**YOUR TASK**
The data below should be restated word for word, with every picture omitted.

>> Begin MATERIAL FOR THIS TASK

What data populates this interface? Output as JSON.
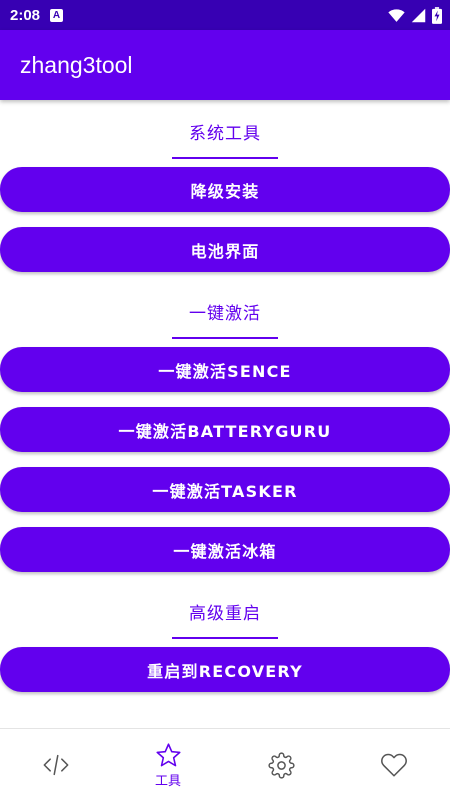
{
  "status_bar": {
    "time": "2:08",
    "app_icon_letter": "A"
  },
  "app_bar": {
    "title": "zhang3tool"
  },
  "sections": {
    "system": {
      "title": "系统工具"
    },
    "activate": {
      "title": "一键激活"
    },
    "reboot": {
      "title": "高级重启"
    }
  },
  "buttons": {
    "downgrade": "降级安装",
    "battery": "电池界面",
    "sence": "一键激活SENCE",
    "batteryguru": "一键激活BATTERYGURU",
    "tasker": "一键激活TASKER",
    "icebox": "一键激活冰箱",
    "recovery": "重启到RECOVERY"
  },
  "bottom_nav": {
    "items": [
      {
        "icon": "code-icon",
        "label": ""
      },
      {
        "icon": "star-icon",
        "label": "工具",
        "active": true
      },
      {
        "icon": "gear-icon",
        "label": ""
      },
      {
        "icon": "heart-icon",
        "label": ""
      }
    ]
  },
  "colors": {
    "primary": "#6200ee",
    "primary_dark": "#3700b3",
    "inactive_icon": "#555555"
  }
}
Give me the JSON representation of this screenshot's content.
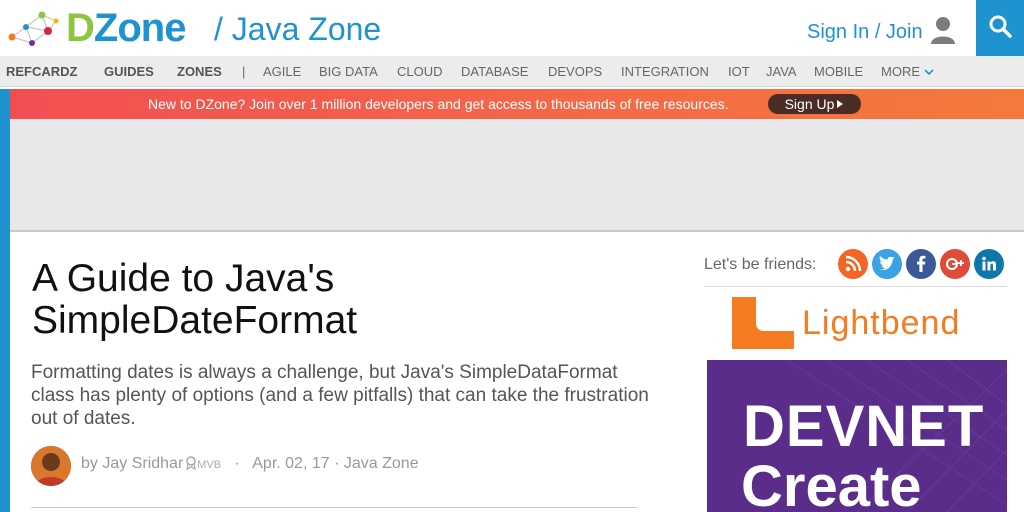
{
  "header": {
    "brand_first": "D",
    "brand_rest": "Zone",
    "zone_title": "/ Java Zone",
    "signin_label": "Sign In / Join",
    "brand_color_green": "#8cc63f",
    "brand_color_blue": "#1e93d0",
    "icons": [
      "dzone-network-logo",
      "user-icon",
      "search-icon"
    ]
  },
  "nav": {
    "primary": [
      "REFCARDZ",
      "GUIDES",
      "ZONES"
    ],
    "separator": "|",
    "zones": [
      "AGILE",
      "BIG DATA",
      "CLOUD",
      "DATABASE",
      "DEVOPS",
      "INTEGRATION",
      "IOT",
      "JAVA",
      "MOBILE"
    ],
    "more_label": "MORE"
  },
  "promo": {
    "text": "New to DZone? Join over 1 million developers and get access to thousands of free resources.",
    "signup_label": "Sign Up"
  },
  "article": {
    "title_line1": "A Guide to Java's",
    "title_line2": "SimpleDateFormat",
    "summary": "Formatting dates is always a challenge, but Java's SimpleDataFormat class has plenty of options (and a few pitfalls) that can take the frustration out of dates.",
    "author_prefix": "by",
    "author": "Jay Sridhar",
    "badge": "MVB",
    "date": "Apr. 02, 17",
    "zone": "Java Zone",
    "meta_separator": "·"
  },
  "sidebar": {
    "friends_label": "Let's be friends:",
    "social": [
      {
        "name": "rss",
        "color": "#f26522"
      },
      {
        "name": "twitter",
        "color": "#3aa3e3"
      },
      {
        "name": "facebook",
        "color": "#3b5998"
      },
      {
        "name": "google-plus",
        "color": "#dd4b39"
      },
      {
        "name": "linkedin",
        "color": "#0e76a8"
      }
    ],
    "sponsor_text": "Lightbend",
    "sponsor_color": "#f47b20",
    "ad_line1": "DEVNET",
    "ad_line2": "Create",
    "ad_bg": "#5a2d8a"
  }
}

>> End MATERIAL FOR THIS TASK

**COMPLETED TASK**
What data populates this interface? Output as JSON.
{
  "status_bar": {
    "time": "2:08",
    "app_icon_letter": "A"
  },
  "app_bar": {
    "title": "zhang3tool"
  },
  "sections": {
    "system": {
      "title": "系统工具"
    },
    "activate": {
      "title": "一键激活"
    },
    "reboot": {
      "title": "高级重启"
    }
  },
  "buttons": {
    "downgrade": "降级安装",
    "battery": "电池界面",
    "sence": "一键激活SENCE",
    "batteryguru": "一键激活BATTERYGURU",
    "tasker": "一键激活TASKER",
    "icebox": "一键激活冰箱",
    "recovery": "重启到RECOVERY"
  },
  "bottom_nav": {
    "items": [
      {
        "icon": "code-icon",
        "label": ""
      },
      {
        "icon": "star-icon",
        "label": "工具",
        "active": true
      },
      {
        "icon": "gear-icon",
        "label": ""
      },
      {
        "icon": "heart-icon",
        "label": ""
      }
    ]
  },
  "colors": {
    "primary": "#6200ee",
    "primary_dark": "#3700b3",
    "inactive_icon": "#555555"
  }
}
Give me the JSON representation of this screenshot's content.
{
  "header": {
    "brand_first": "D",
    "brand_rest": "Zone",
    "zone_title": "/ Java Zone",
    "signin_label": "Sign In / Join",
    "brand_color_green": "#8cc63f",
    "brand_color_blue": "#1e93d0",
    "icons": [
      "dzone-network-logo",
      "user-icon",
      "search-icon"
    ]
  },
  "nav": {
    "primary": [
      "REFCARDZ",
      "GUIDES",
      "ZONES"
    ],
    "separator": "|",
    "zones": [
      "AGILE",
      "BIG DATA",
      "CLOUD",
      "DATABASE",
      "DEVOPS",
      "INTEGRATION",
      "IOT",
      "JAVA",
      "MOBILE"
    ],
    "more_label": "MORE"
  },
  "promo": {
    "text": "New to DZone? Join over 1 million developers and get access to thousands of free resources.",
    "signup_label": "Sign Up"
  },
  "article": {
    "title_line1": "A Guide to Java's",
    "title_line2": "SimpleDateFormat",
    "summary": "Formatting dates is always a challenge, but Java's SimpleDataFormat class has plenty of options (and a few pitfalls) that can take the frustration out of dates.",
    "author_prefix": "by",
    "author": "Jay Sridhar",
    "badge": "MVB",
    "date": "Apr. 02, 17",
    "zone": "Java Zone",
    "meta_separator": "·"
  },
  "sidebar": {
    "friends_label": "Let's be friends:",
    "social": [
      {
        "name": "rss",
        "color": "#f26522"
      },
      {
        "name": "twitter",
        "color": "#3aa3e3"
      },
      {
        "name": "facebook",
        "color": "#3b5998"
      },
      {
        "name": "google-plus",
        "color": "#dd4b39"
      },
      {
        "name": "linkedin",
        "color": "#0e76a8"
      }
    ],
    "sponsor_text": "Lightbend",
    "sponsor_color": "#f47b20",
    "ad_line1": "DEVNET",
    "ad_line2": "Create",
    "ad_bg": "#5a2d8a"
  }
}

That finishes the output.